**Extracted records:**
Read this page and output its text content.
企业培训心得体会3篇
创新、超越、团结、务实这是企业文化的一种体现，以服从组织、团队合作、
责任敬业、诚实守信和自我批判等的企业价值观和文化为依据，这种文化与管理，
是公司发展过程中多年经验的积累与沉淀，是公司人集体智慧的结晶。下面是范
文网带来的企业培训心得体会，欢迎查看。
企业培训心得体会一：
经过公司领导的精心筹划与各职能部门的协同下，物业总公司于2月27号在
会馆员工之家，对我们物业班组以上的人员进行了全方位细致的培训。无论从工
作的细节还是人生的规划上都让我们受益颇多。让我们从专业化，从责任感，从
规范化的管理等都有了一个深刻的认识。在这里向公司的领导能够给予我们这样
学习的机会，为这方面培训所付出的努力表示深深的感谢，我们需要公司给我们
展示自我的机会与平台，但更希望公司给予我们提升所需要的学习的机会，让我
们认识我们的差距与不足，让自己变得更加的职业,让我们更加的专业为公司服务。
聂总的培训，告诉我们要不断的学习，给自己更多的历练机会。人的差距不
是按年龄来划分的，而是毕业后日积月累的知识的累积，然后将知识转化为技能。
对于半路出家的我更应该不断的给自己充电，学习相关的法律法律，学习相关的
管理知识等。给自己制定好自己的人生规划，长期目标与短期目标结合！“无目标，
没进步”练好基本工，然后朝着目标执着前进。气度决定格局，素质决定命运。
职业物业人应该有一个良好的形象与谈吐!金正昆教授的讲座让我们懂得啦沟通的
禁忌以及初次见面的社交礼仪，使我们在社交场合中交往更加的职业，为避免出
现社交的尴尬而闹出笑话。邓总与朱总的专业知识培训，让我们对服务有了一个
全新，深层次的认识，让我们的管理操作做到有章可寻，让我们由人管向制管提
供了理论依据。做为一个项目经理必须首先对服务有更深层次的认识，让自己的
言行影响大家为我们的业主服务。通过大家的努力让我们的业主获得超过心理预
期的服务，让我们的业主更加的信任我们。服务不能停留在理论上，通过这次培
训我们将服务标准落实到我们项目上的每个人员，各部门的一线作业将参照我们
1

**Goal:** Extract the complete listing above, reproducing each line exactly.

**Finished answer:**
Read this page and output its text content.
企业培训心得体会3篇
创新、超越、团结、务实这是企业文化的一种体现，以服从组织、团队合作、
责任敬业、诚实守信和自我批判等的企业价值观和文化为依据，这种文化与管理，
是公司发展过程中多年经验的积累与沉淀，是公司人集体智慧的结晶。下面是范
文网带来的企业培训心得体会，欢迎查看。
企业培训心得体会一：
经过公司领导的精心筹划与各职能部门的协同下，物业总公司于2月27号在
会馆员工之家，对我们物业班组以上的人员进行了全方位细致的培训。无论从工
作的细节还是人生的规划上都让我们受益颇多。让我们从专业化，从责任感，从
规范化的管理等都有了一个深刻的认识。在这里向公司的领导能够给予我们这样
学习的机会，为这方面培训所付出的努力表示深深的感谢，我们需要公司给我们
展示自我的机会与平台，但更希望公司给予我们提升所需要的学习的机会，让我
们认识我们的差距与不足，让自己变得更加的职业,让我们更加的专业为公司服务。
聂总的培训，告诉我们要不断的学习，给自己更多的历练机会。人的差距不
是按年龄来划分的，而是毕业后日积月累的知识的累积，然后将知识转化为技能。
对于半路出家的我更应该不断的给自己充电，学习相关的法律法律，学习相关的
管理知识等。给自己制定好自己的人生规划，长期目标与短期目标结合！“无目标，
没进步”练好基本工，然后朝着目标执着前进。气度决定格局，素质决定命运。
职业物业人应该有一个良好的形象与谈吐!金正昆教授的讲座让我们懂得啦沟通的
禁忌以及初次见面的社交礼仪，使我们在社交场合中交往更加的职业，为避免出
现社交的尴尬而闹出笑话。邓总与朱总的专业知识培训，让我们对服务有了一个
全新，深层次的认识，让我们的管理操作做到有章可寻，让我们由人管向制管提
供了理论依据。做为一个项目经理必须首先对服务有更深层次的认识，让自己的
言行影响大家为我们的业主服务。通过大家的努力让我们的业主获得超过心理预
期的服务，让我们的业主更加的信任我们。服务不能停留在理论上，通过这次培
训我们将服务标准落实到我们项目上的每个人员，各部门的一线作业将参照我们
1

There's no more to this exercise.